Exercise description:
Make an exact copy of the entries below with the pictures removed.

## BEGIN Records to use

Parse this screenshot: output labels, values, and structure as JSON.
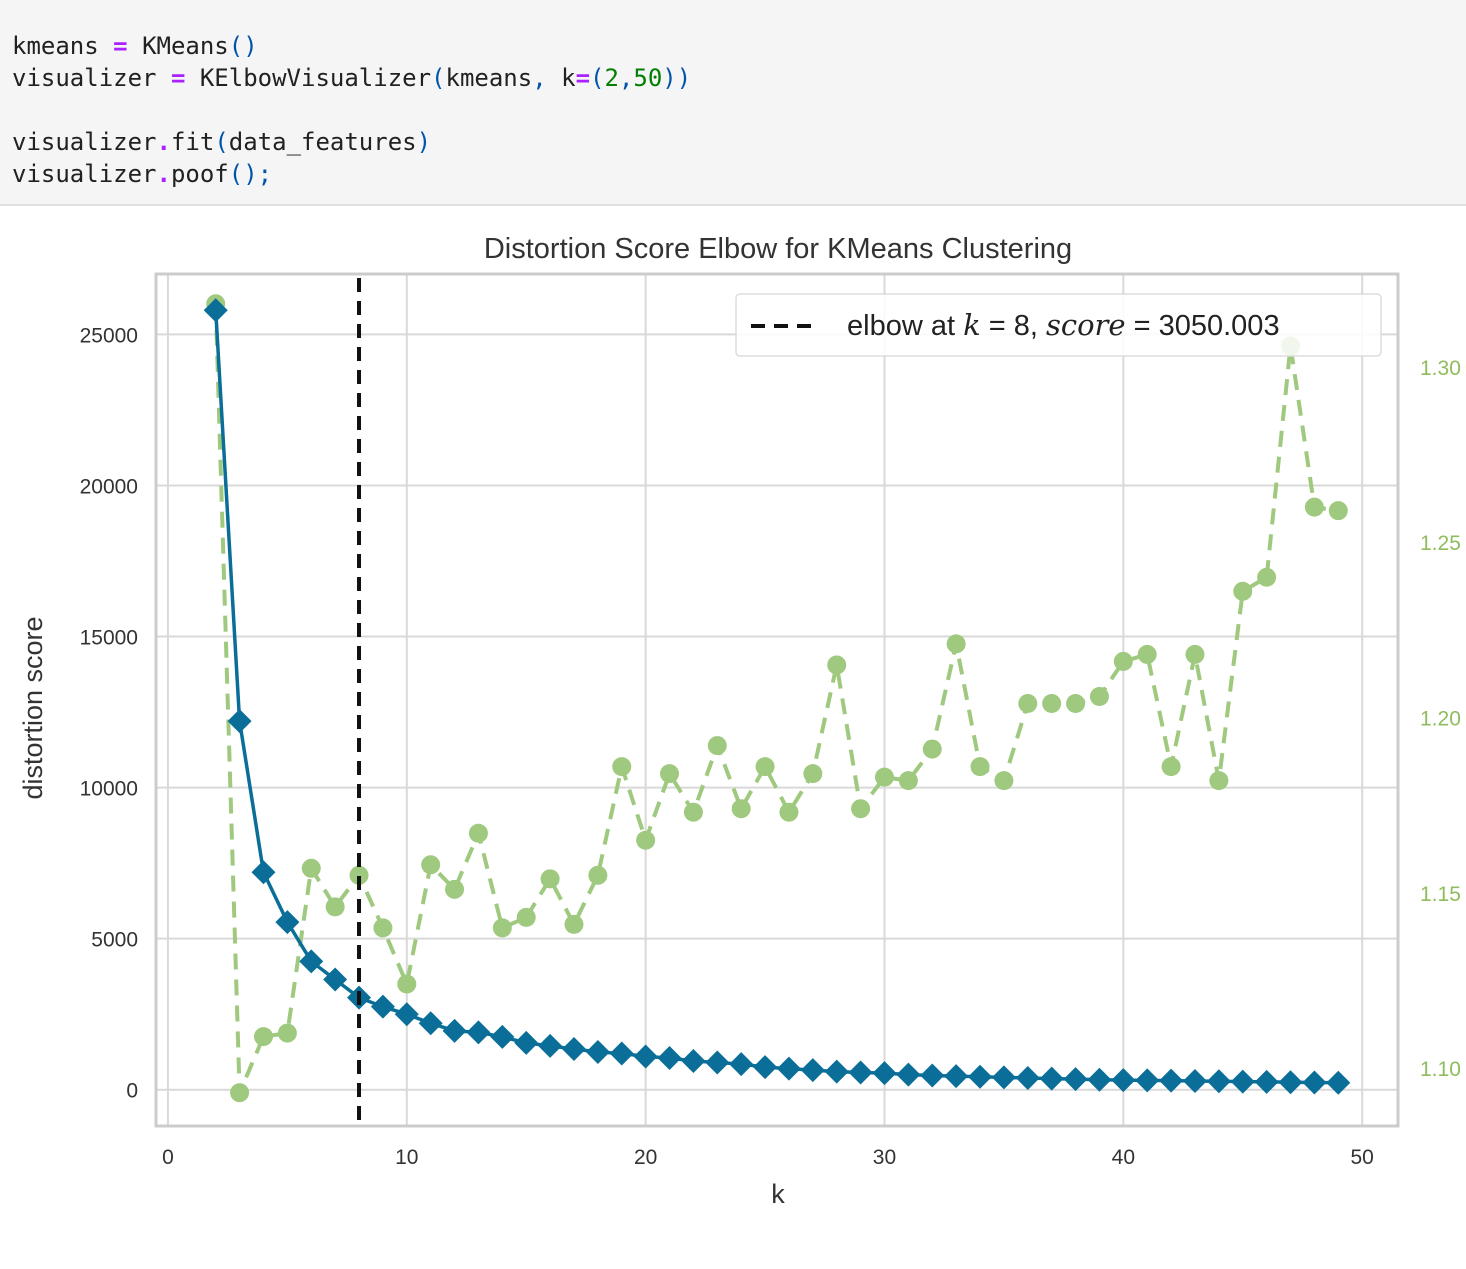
{
  "code": {
    "line1": {
      "var": "kmeans",
      "op": "=",
      "call": "KMeans",
      "paren": "()"
    },
    "line2": {
      "var": "visualizer",
      "op": "=",
      "call": "KElbowVisualizer",
      "arg1": "kmeans",
      "kw": "k",
      "kw_op": "=",
      "n1": "2",
      "n2": "50"
    },
    "line4": {
      "obj": "visualizer",
      "dot": ".",
      "method": "fit",
      "arg": "data_features"
    },
    "line5": {
      "obj": "visualizer",
      "dot": ".",
      "method": "poof",
      "tail": "();"
    }
  },
  "chart_data": {
    "type": "line",
    "title": "Distortion Score Elbow for KMeans Clustering",
    "xlabel": "k",
    "ylabel": "distortion score",
    "xlim": [
      -0.5,
      51.5
    ],
    "ylim": [
      -1200,
      27000
    ],
    "x_ticks": [
      0,
      10,
      20,
      30,
      40,
      50
    ],
    "y_ticks": [
      0,
      5000,
      10000,
      15000,
      20000,
      25000
    ],
    "grid": true,
    "legend_position": "top-right",
    "legend": {
      "prefix": "elbow at ",
      "k_sym": "k",
      "k_mid": " = 8, ",
      "score_sym": "score",
      "score_val": " = 3050.003"
    },
    "elbow": {
      "k": 8,
      "score": 3050.003
    },
    "secondary_axis": {
      "ylim": [
        1.0835,
        1.3265
      ],
      "ticks": [
        1.1,
        1.15,
        1.2,
        1.25,
        1.3
      ],
      "tick_labels": [
        "1.10",
        "1.15",
        "1.20",
        "1.25",
        "1.30"
      ]
    },
    "series": [
      {
        "color": "#0a6e99",
        "marker": "diamond",
        "x": [
          2,
          3,
          4,
          5,
          6,
          7,
          8,
          9,
          10,
          11,
          12,
          13,
          14,
          15,
          16,
          17,
          18,
          19,
          20,
          21,
          22,
          23,
          24,
          25,
          26,
          27,
          28,
          29,
          30,
          31,
          32,
          33,
          34,
          35,
          36,
          37,
          38,
          39,
          40,
          41,
          42,
          43,
          44,
          45,
          46,
          47,
          48,
          49
        ],
        "values": [
          25800,
          12200,
          7200,
          5550,
          4250,
          3650,
          3050,
          2750,
          2500,
          2200,
          1950,
          1900,
          1750,
          1550,
          1450,
          1350,
          1250,
          1200,
          1100,
          1050,
          950,
          900,
          850,
          750,
          700,
          650,
          600,
          570,
          550,
          500,
          470,
          450,
          430,
          410,
          390,
          370,
          350,
          330,
          320,
          310,
          300,
          290,
          280,
          270,
          260,
          250,
          240,
          230
        ]
      },
      {
        "color": "#9fc97f",
        "marker": "circle",
        "style": "dashed",
        "axis": "secondary",
        "x": [
          2,
          3,
          4,
          5,
          6,
          7,
          8,
          9,
          10,
          11,
          12,
          13,
          14,
          15,
          16,
          17,
          18,
          19,
          20,
          21,
          22,
          23,
          24,
          25,
          26,
          27,
          28,
          29,
          30,
          31,
          32,
          33,
          34,
          35,
          36,
          37,
          38,
          39,
          40,
          41,
          42,
          43,
          44,
          45,
          46,
          47,
          48,
          49
        ],
        "values": [
          1.318,
          1.093,
          1.109,
          1.11,
          1.157,
          1.146,
          1.155,
          1.14,
          1.124,
          1.158,
          1.151,
          1.167,
          1.14,
          1.143,
          1.154,
          1.141,
          1.155,
          1.186,
          1.165,
          1.184,
          1.173,
          1.192,
          1.174,
          1.186,
          1.173,
          1.184,
          1.215,
          1.174,
          1.183,
          1.182,
          1.191,
          1.221,
          1.186,
          1.182,
          1.204,
          1.204,
          1.204,
          1.206,
          1.216,
          1.218,
          1.186,
          1.218,
          1.182,
          1.236,
          1.24,
          1.306,
          1.26,
          1.259
        ]
      }
    ]
  }
}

## END Records to use

Exercise answer:
Parse this screenshot: output labels, values, and structure as JSON.
{
  "code": {
    "line1": {
      "var": "kmeans",
      "op": "=",
      "call": "KMeans",
      "paren": "()"
    },
    "line2": {
      "var": "visualizer",
      "op": "=",
      "call": "KElbowVisualizer",
      "arg1": "kmeans",
      "kw": "k",
      "kw_op": "=",
      "n1": "2",
      "n2": "50"
    },
    "line4": {
      "obj": "visualizer",
      "dot": ".",
      "method": "fit",
      "arg": "data_features"
    },
    "line5": {
      "obj": "visualizer",
      "dot": ".",
      "method": "poof",
      "tail": "();"
    }
  },
  "chart_data": {
    "type": "line",
    "title": "Distortion Score Elbow for KMeans Clustering",
    "xlabel": "k",
    "ylabel": "distortion score",
    "xlim": [
      -0.5,
      51.5
    ],
    "ylim": [
      -1200,
      27000
    ],
    "x_ticks": [
      0,
      10,
      20,
      30,
      40,
      50
    ],
    "y_ticks": [
      0,
      5000,
      10000,
      15000,
      20000,
      25000
    ],
    "grid": true,
    "legend_position": "top-right",
    "legend": {
      "prefix": "elbow at ",
      "k_sym": "k",
      "k_mid": " = 8, ",
      "score_sym": "score",
      "score_val": " = 3050.003"
    },
    "elbow": {
      "k": 8,
      "score": 3050.003
    },
    "secondary_axis": {
      "ylim": [
        1.0835,
        1.3265
      ],
      "ticks": [
        1.1,
        1.15,
        1.2,
        1.25,
        1.3
      ],
      "tick_labels": [
        "1.10",
        "1.15",
        "1.20",
        "1.25",
        "1.30"
      ]
    },
    "series": [
      {
        "color": "#0a6e99",
        "marker": "diamond",
        "x": [
          2,
          3,
          4,
          5,
          6,
          7,
          8,
          9,
          10,
          11,
          12,
          13,
          14,
          15,
          16,
          17,
          18,
          19,
          20,
          21,
          22,
          23,
          24,
          25,
          26,
          27,
          28,
          29,
          30,
          31,
          32,
          33,
          34,
          35,
          36,
          37,
          38,
          39,
          40,
          41,
          42,
          43,
          44,
          45,
          46,
          47,
          48,
          49
        ],
        "values": [
          25800,
          12200,
          7200,
          5550,
          4250,
          3650,
          3050,
          2750,
          2500,
          2200,
          1950,
          1900,
          1750,
          1550,
          1450,
          1350,
          1250,
          1200,
          1100,
          1050,
          950,
          900,
          850,
          750,
          700,
          650,
          600,
          570,
          550,
          500,
          470,
          450,
          430,
          410,
          390,
          370,
          350,
          330,
          320,
          310,
          300,
          290,
          280,
          270,
          260,
          250,
          240,
          230
        ]
      },
      {
        "color": "#9fc97f",
        "marker": "circle",
        "style": "dashed",
        "axis": "secondary",
        "x": [
          2,
          3,
          4,
          5,
          6,
          7,
          8,
          9,
          10,
          11,
          12,
          13,
          14,
          15,
          16,
          17,
          18,
          19,
          20,
          21,
          22,
          23,
          24,
          25,
          26,
          27,
          28,
          29,
          30,
          31,
          32,
          33,
          34,
          35,
          36,
          37,
          38,
          39,
          40,
          41,
          42,
          43,
          44,
          45,
          46,
          47,
          48,
          49
        ],
        "values": [
          1.318,
          1.093,
          1.109,
          1.11,
          1.157,
          1.146,
          1.155,
          1.14,
          1.124,
          1.158,
          1.151,
          1.167,
          1.14,
          1.143,
          1.154,
          1.141,
          1.155,
          1.186,
          1.165,
          1.184,
          1.173,
          1.192,
          1.174,
          1.186,
          1.173,
          1.184,
          1.215,
          1.174,
          1.183,
          1.182,
          1.191,
          1.221,
          1.186,
          1.182,
          1.204,
          1.204,
          1.204,
          1.206,
          1.216,
          1.218,
          1.186,
          1.218,
          1.182,
          1.236,
          1.24,
          1.306,
          1.26,
          1.259
        ]
      }
    ]
  }
}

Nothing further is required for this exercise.